──────── Entries
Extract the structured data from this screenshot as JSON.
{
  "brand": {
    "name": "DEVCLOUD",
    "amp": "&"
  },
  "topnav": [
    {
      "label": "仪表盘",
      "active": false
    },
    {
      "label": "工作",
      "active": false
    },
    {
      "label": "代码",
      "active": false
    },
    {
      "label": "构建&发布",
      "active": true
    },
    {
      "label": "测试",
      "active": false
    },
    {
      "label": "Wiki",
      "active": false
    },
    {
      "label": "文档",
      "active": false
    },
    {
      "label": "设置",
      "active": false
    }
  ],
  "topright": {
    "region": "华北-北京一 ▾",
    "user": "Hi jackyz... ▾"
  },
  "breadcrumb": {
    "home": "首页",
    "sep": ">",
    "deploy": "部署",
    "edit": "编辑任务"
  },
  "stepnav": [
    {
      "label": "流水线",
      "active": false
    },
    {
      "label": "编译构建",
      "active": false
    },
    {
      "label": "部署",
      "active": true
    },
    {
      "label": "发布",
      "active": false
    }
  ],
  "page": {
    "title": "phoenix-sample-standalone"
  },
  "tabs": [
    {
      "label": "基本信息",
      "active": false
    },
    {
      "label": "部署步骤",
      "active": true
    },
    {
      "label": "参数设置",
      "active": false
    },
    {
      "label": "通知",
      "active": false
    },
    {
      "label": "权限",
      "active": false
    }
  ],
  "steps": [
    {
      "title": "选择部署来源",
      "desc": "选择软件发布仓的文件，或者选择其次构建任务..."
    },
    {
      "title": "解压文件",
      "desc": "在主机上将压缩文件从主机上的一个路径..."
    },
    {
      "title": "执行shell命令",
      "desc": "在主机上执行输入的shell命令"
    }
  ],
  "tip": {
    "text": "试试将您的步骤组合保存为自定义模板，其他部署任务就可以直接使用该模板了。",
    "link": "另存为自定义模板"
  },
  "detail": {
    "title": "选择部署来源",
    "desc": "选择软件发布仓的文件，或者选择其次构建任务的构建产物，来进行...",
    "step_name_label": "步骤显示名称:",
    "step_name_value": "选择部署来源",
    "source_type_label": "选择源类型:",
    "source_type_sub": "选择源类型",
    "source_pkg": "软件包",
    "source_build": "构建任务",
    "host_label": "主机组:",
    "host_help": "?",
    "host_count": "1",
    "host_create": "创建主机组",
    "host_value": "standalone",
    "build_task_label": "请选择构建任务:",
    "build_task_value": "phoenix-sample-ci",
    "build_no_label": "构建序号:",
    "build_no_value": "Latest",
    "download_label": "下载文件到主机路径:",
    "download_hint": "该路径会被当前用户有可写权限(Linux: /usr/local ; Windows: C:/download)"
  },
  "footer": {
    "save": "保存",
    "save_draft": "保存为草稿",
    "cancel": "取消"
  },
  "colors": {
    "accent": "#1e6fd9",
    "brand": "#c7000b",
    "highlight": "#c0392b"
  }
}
────────────────
● Exercise goal:
Extract each line of the material exactly as it stands.

● Task answer:
Extract the structured data from this screenshot as JSON.
{
  "brand": {
    "name": "DEVCLOUD",
    "amp": "&"
  },
  "topnav": [
    {
      "label": "仪表盘",
      "active": false
    },
    {
      "label": "工作",
      "active": false
    },
    {
      "label": "代码",
      "active": false
    },
    {
      "label": "构建&发布",
      "active": true
    },
    {
      "label": "测试",
      "active": false
    },
    {
      "label": "Wiki",
      "active": false
    },
    {
      "label": "文档",
      "active": false
    },
    {
      "label": "设置",
      "active": false
    }
  ],
  "topright": {
    "region": "华北-北京一 ▾",
    "user": "Hi jackyz... ▾"
  },
  "breadcrumb": {
    "home": "首页",
    "sep": ">",
    "deploy": "部署",
    "edit": "编辑任务"
  },
  "stepnav": [
    {
      "label": "流水线",
      "active": false
    },
    {
      "label": "编译构建",
      "active": false
    },
    {
      "label": "部署",
      "active": true
    },
    {
      "label": "发布",
      "active": false
    }
  ],
  "page": {
    "title": "phoenix-sample-standalone"
  },
  "tabs": [
    {
      "label": "基本信息",
      "active": false
    },
    {
      "label": "部署步骤",
      "active": true
    },
    {
      "label": "参数设置",
      "active": false
    },
    {
      "label": "通知",
      "active": false
    },
    {
      "label": "权限",
      "active": false
    }
  ],
  "steps": [
    {
      "title": "选择部署来源",
      "desc": "选择软件发布仓的文件，或者选择其次构建任务..."
    },
    {
      "title": "解压文件",
      "desc": "在主机上将压缩文件从主机上的一个路径..."
    },
    {
      "title": "执行shell命令",
      "desc": "在主机上执行输入的shell命令"
    }
  ],
  "tip": {
    "text": "试试将您的步骤组合保存为自定义模板，其他部署任务就可以直接使用该模板了。",
    "link": "另存为自定义模板"
  },
  "detail": {
    "title": "选择部署来源",
    "desc": "选择软件发布仓的文件，或者选择其次构建任务的构建产物，来进行...",
    "step_name_label": "步骤显示名称:",
    "step_name_value": "选择部署来源",
    "source_type_label": "选择源类型:",
    "source_type_sub": "选择源类型",
    "source_pkg": "软件包",
    "source_build": "构建任务",
    "host_label": "主机组:",
    "host_help": "?",
    "host_count": "1",
    "host_create": "创建主机组",
    "host_value": "standalone",
    "build_task_label": "请选择构建任务:",
    "build_task_value": "phoenix-sample-ci",
    "build_no_label": "构建序号:",
    "build_no_value": "Latest",
    "download_label": "下载文件到主机路径:",
    "download_hint": "该路径会被当前用户有可写权限(Linux: /usr/local ; Windows: C:/download)"
  },
  "footer": {
    "save": "保存",
    "save_draft": "保存为草稿",
    "cancel": "取消"
  },
  "colors": {
    "accent": "#1e6fd9",
    "brand": "#c7000b",
    "highlight": "#c0392b"
  }
}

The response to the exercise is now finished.